Objective: Output all the entries word for word. Omit the pictures.

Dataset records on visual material
--- begin ---

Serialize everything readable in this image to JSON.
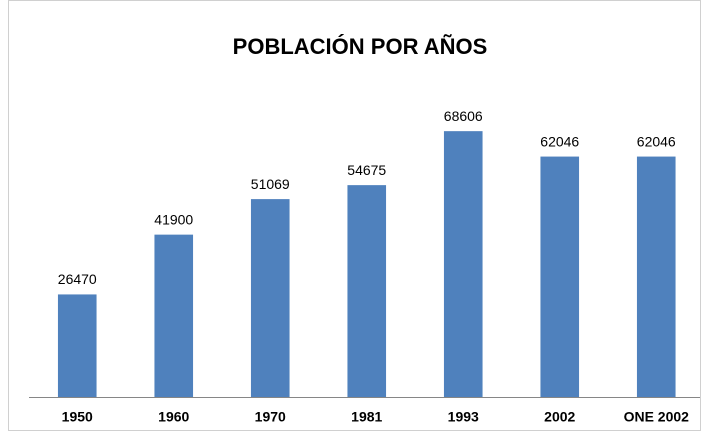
{
  "chart_data": {
    "type": "bar",
    "title": "POBLACIÓN POR AÑOS",
    "categories": [
      "1950",
      "1960",
      "1970",
      "1981",
      "1993",
      "2002",
      "ONE 2002"
    ],
    "values": [
      26470,
      41900,
      51069,
      54675,
      68606,
      62046,
      62046
    ],
    "color": "#4f81bd",
    "ylim": [
      0,
      80000
    ]
  }
}
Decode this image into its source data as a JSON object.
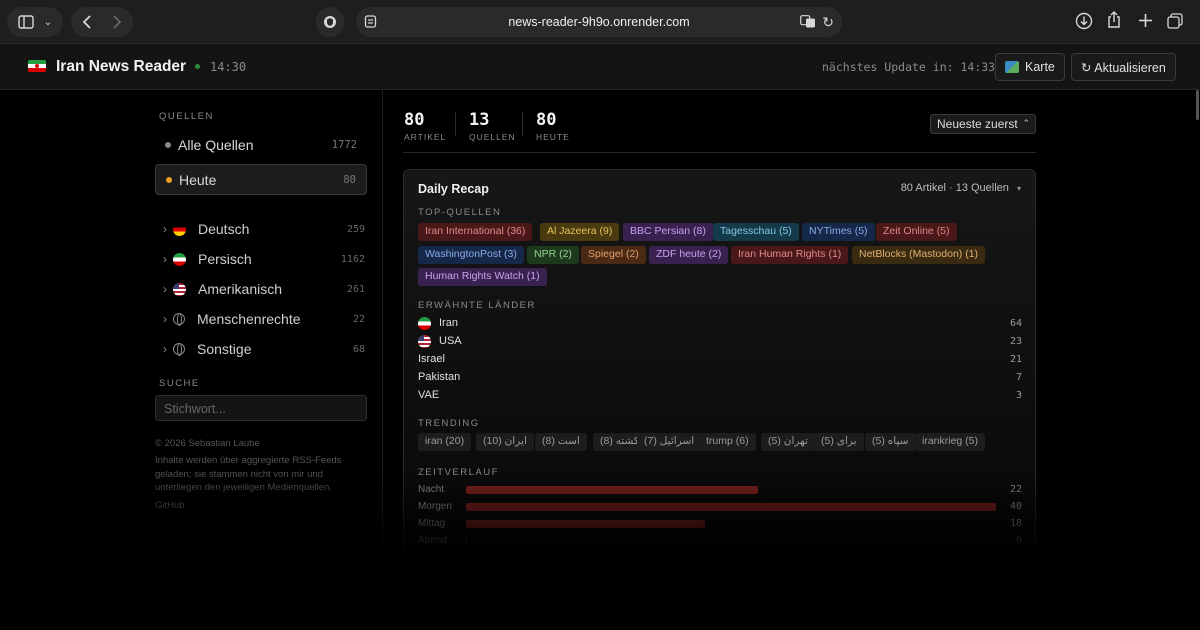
{
  "browser": {
    "url": "news-reader-9h9o.onrender.com"
  },
  "header": {
    "title": "Iran News Reader",
    "time": "14:30",
    "next_update": "nächstes Update in: 14:33",
    "map_label": "Karte",
    "refresh_label": "↻ Aktualisieren"
  },
  "sidebar": {
    "sources_title": "QUELLEN",
    "sources": [
      {
        "label": "Alle Quellen",
        "count": "1772"
      },
      {
        "label": "Heute",
        "count": "80"
      }
    ],
    "categories": [
      {
        "label": "Deutsch",
        "count": "259"
      },
      {
        "label": "Persisch",
        "count": "1162"
      },
      {
        "label": "Amerikanisch",
        "count": "261"
      },
      {
        "label": "Menschenrechte",
        "count": "22"
      },
      {
        "label": "Sonstige",
        "count": "68"
      }
    ],
    "search_title": "SUCHE",
    "search_placeholder": "Stichwort...",
    "footer_copyright": "© 2026 Sebastian Laube",
    "footer_text": "Inhalte werden über aggregierte RSS-Feeds geladen; sie stammen nicht von mir und unterliegen den jeweiligen Medienquellen.",
    "footer_link": "GitHub"
  },
  "stats": [
    {
      "value": "80",
      "label": "ARTIKEL"
    },
    {
      "value": "13",
      "label": "QUELLEN"
    },
    {
      "value": "80",
      "label": "HEUTE"
    }
  ],
  "sort": {
    "selected": "Neueste zuerst"
  },
  "recap": {
    "title": "Daily Recap",
    "meta": "80 Artikel · 13 Quellen",
    "top_sources_title": "TOP-QUELLEN",
    "top_sources": [
      {
        "label": "Iran International (36)",
        "bg": "#4a1818",
        "fg": "#e08a8a"
      },
      {
        "label": "Al Jazeera (9)",
        "bg": "#4a3a10",
        "fg": "#e5c15a"
      },
      {
        "label": "BBC Persian (8)",
        "bg": "#3a2250",
        "fg": "#c7a2ee"
      },
      {
        "label": "Tagesschau (5)",
        "bg": "#143a4a",
        "fg": "#7fc6e0"
      },
      {
        "label": "NYTimes (5)",
        "bg": "#16284a",
        "fg": "#89a9e6"
      },
      {
        "label": "Zeit Online (5)",
        "bg": "#4a1818",
        "fg": "#e08a8a"
      },
      {
        "label": "WashingtonPost (3)",
        "bg": "#16284a",
        "fg": "#89a9e6"
      },
      {
        "label": "NPR (2)",
        "bg": "#1e3a1e",
        "fg": "#93d38d"
      },
      {
        "label": "Spiegel (2)",
        "bg": "#4a2a14",
        "fg": "#e5a06a"
      },
      {
        "label": "ZDF heute (2)",
        "bg": "#3a2250",
        "fg": "#c7a2ee"
      },
      {
        "label": "Iran Human Rights (1)",
        "bg": "#4a1818",
        "fg": "#e08a8a"
      },
      {
        "label": "NetBlocks (Mastodon) (1)",
        "bg": "#3a2a12",
        "fg": "#e0b070"
      },
      {
        "label": "Human Rights Watch (1)",
        "bg": "#3a2250",
        "fg": "#c7a2ee"
      }
    ],
    "countries_title": "ERWÄHNTE LÄNDER",
    "countries": [
      {
        "label": "Iran",
        "count": "64",
        "flag": "flag-ir"
      },
      {
        "label": "USA",
        "count": "23",
        "flag": "flag-us"
      },
      {
        "label": "Israel",
        "count": "21",
        "flag": ""
      },
      {
        "label": "Pakistan",
        "count": "7",
        "flag": ""
      },
      {
        "label": "VAE",
        "count": "3",
        "flag": ""
      }
    ],
    "trending_title": "TRENDING",
    "trending": [
      "iran (20)",
      "ایران (10)",
      "است (8)",
      "کشته (8)",
      "اسرائیل (7)",
      "trump (6)",
      "تهران (5)",
      "برای (5)",
      "سپاه (5)",
      "irankrieg (5)"
    ],
    "timeline_title": "ZEITVERLAUF",
    "timeline": [
      {
        "label": "Nacht",
        "count": 22
      },
      {
        "label": "Morgen",
        "count": 40
      },
      {
        "label": "Mittag",
        "count": 18
      },
      {
        "label": "Abend",
        "count": 0
      }
    ]
  }
}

--- end ---

Task result:
Serialize everything readable in this image to JSON.
{
  "chart_data": {
    "type": "bar",
    "title": "POBLACIÓN POR AÑOS",
    "categories": [
      "1950",
      "1960",
      "1970",
      "1981",
      "1993",
      "2002",
      "ONE 2002"
    ],
    "values": [
      26470,
      41900,
      51069,
      54675,
      68606,
      62046,
      62046
    ],
    "color": "#4f81bd",
    "ylim": [
      0,
      80000
    ]
  }
}
Decode this image into its source data as a JSON object.
{
  "browser": {
    "url": "news-reader-9h9o.onrender.com"
  },
  "header": {
    "title": "Iran News Reader",
    "time": "14:30",
    "next_update": "nächstes Update in: 14:33",
    "map_label": "Karte",
    "refresh_label": "↻ Aktualisieren"
  },
  "sidebar": {
    "sources_title": "QUELLEN",
    "sources": [
      {
        "label": "Alle Quellen",
        "count": "1772"
      },
      {
        "label": "Heute",
        "count": "80"
      }
    ],
    "categories": [
      {
        "label": "Deutsch",
        "count": "259"
      },
      {
        "label": "Persisch",
        "count": "1162"
      },
      {
        "label": "Amerikanisch",
        "count": "261"
      },
      {
        "label": "Menschenrechte",
        "count": "22"
      },
      {
        "label": "Sonstige",
        "count": "68"
      }
    ],
    "search_title": "SUCHE",
    "search_placeholder": "Stichwort...",
    "footer_copyright": "© 2026 Sebastian Laube",
    "footer_text": "Inhalte werden über aggregierte RSS-Feeds geladen; sie stammen nicht von mir und unterliegen den jeweiligen Medienquellen.",
    "footer_link": "GitHub"
  },
  "stats": [
    {
      "value": "80",
      "label": "ARTIKEL"
    },
    {
      "value": "13",
      "label": "QUELLEN"
    },
    {
      "value": "80",
      "label": "HEUTE"
    }
  ],
  "sort": {
    "selected": "Neueste zuerst"
  },
  "recap": {
    "title": "Daily Recap",
    "meta": "80 Artikel · 13 Quellen",
    "top_sources_title": "TOP-QUELLEN",
    "top_sources": [
      {
        "label": "Iran International (36)",
        "bg": "#4a1818",
        "fg": "#e08a8a"
      },
      {
        "label": "Al Jazeera (9)",
        "bg": "#4a3a10",
        "fg": "#e5c15a"
      },
      {
        "label": "BBC Persian (8)",
        "bg": "#3a2250",
        "fg": "#c7a2ee"
      },
      {
        "label": "Tagesschau (5)",
        "bg": "#143a4a",
        "fg": "#7fc6e0"
      },
      {
        "label": "NYTimes (5)",
        "bg": "#16284a",
        "fg": "#89a9e6"
      },
      {
        "label": "Zeit Online (5)",
        "bg": "#4a1818",
        "fg": "#e08a8a"
      },
      {
        "label": "WashingtonPost (3)",
        "bg": "#16284a",
        "fg": "#89a9e6"
      },
      {
        "label": "NPR (2)",
        "bg": "#1e3a1e",
        "fg": "#93d38d"
      },
      {
        "label": "Spiegel (2)",
        "bg": "#4a2a14",
        "fg": "#e5a06a"
      },
      {
        "label": "ZDF heute (2)",
        "bg": "#3a2250",
        "fg": "#c7a2ee"
      },
      {
        "label": "Iran Human Rights (1)",
        "bg": "#4a1818",
        "fg": "#e08a8a"
      },
      {
        "label": "NetBlocks (Mastodon) (1)",
        "bg": "#3a2a12",
        "fg": "#e0b070"
      },
      {
        "label": "Human Rights Watch (1)",
        "bg": "#3a2250",
        "fg": "#c7a2ee"
      }
    ],
    "countries_title": "ERWÄHNTE LÄNDER",
    "countries": [
      {
        "label": "Iran",
        "count": "64",
        "flag": "flag-ir"
      },
      {
        "label": "USA",
        "count": "23",
        "flag": "flag-us"
      },
      {
        "label": "Israel",
        "count": "21",
        "flag": ""
      },
      {
        "label": "Pakistan",
        "count": "7",
        "flag": ""
      },
      {
        "label": "VAE",
        "count": "3",
        "flag": ""
      }
    ],
    "trending_title": "TRENDING",
    "trending": [
      "iran (20)",
      "ایران (10)",
      "است (8)",
      "کشته (8)",
      "اسرائیل (7)",
      "trump (6)",
      "تهران (5)",
      "برای (5)",
      "سپاه (5)",
      "irankrieg (5)"
    ],
    "timeline_title": "ZEITVERLAUF",
    "timeline": [
      {
        "label": "Nacht",
        "count": 22
      },
      {
        "label": "Morgen",
        "count": 40
      },
      {
        "label": "Mittag",
        "count": 18
      },
      {
        "label": "Abend",
        "count": 0
      }
    ]
  }
}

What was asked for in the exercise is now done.